(YOUR TASK)
Copy out every line in which the string "JSON" occurs.

Data entries
•••••
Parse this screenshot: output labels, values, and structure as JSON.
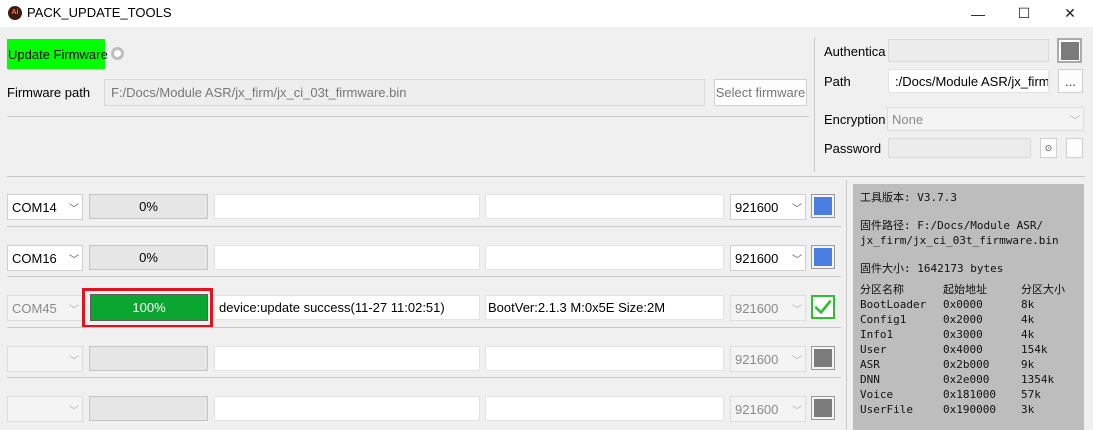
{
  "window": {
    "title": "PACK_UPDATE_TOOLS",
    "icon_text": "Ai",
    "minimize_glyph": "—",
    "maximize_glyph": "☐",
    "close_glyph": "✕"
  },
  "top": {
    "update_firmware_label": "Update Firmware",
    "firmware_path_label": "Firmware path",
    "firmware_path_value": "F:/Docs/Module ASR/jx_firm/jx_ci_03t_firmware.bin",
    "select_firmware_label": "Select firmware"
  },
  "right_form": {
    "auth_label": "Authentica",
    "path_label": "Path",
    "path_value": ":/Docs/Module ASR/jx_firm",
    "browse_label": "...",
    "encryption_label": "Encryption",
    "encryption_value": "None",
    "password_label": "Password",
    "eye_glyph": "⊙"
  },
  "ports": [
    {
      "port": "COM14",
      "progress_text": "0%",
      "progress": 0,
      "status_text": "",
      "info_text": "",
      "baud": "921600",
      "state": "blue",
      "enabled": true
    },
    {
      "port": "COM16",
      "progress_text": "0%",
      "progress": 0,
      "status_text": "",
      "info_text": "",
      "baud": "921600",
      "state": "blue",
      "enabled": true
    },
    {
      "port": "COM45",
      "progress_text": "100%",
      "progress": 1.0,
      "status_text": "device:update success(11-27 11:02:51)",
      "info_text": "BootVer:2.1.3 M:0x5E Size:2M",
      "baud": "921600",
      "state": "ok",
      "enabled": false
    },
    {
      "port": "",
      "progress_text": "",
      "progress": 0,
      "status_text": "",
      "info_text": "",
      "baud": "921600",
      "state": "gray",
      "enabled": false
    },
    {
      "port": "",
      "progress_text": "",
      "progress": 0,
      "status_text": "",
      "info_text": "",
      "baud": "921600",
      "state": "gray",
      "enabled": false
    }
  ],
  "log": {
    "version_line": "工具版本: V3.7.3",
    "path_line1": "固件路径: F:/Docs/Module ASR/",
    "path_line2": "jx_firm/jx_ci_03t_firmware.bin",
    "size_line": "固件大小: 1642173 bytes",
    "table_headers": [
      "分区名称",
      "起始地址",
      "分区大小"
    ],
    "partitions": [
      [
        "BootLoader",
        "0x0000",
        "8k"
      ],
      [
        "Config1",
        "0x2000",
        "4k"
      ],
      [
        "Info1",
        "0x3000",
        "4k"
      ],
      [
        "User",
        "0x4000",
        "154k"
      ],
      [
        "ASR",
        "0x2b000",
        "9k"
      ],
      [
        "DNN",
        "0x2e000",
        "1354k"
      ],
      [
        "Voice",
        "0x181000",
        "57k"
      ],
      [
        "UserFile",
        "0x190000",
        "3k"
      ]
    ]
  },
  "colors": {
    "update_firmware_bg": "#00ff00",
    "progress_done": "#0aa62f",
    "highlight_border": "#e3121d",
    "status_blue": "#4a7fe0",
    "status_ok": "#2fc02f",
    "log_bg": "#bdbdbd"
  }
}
•••••
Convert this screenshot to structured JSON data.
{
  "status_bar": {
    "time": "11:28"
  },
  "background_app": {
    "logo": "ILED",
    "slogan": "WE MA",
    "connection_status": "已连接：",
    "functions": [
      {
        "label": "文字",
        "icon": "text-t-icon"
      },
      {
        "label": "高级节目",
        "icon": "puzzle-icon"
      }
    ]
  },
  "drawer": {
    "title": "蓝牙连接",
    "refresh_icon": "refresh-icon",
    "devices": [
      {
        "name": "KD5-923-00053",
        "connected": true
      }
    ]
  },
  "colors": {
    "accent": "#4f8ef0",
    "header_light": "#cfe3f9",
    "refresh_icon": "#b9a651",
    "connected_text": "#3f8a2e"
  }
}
•••••
(TASK RESULT)
Parse this screenshot: output labels, values, and structure as JSON.
Convert this screenshot to structured JSON data.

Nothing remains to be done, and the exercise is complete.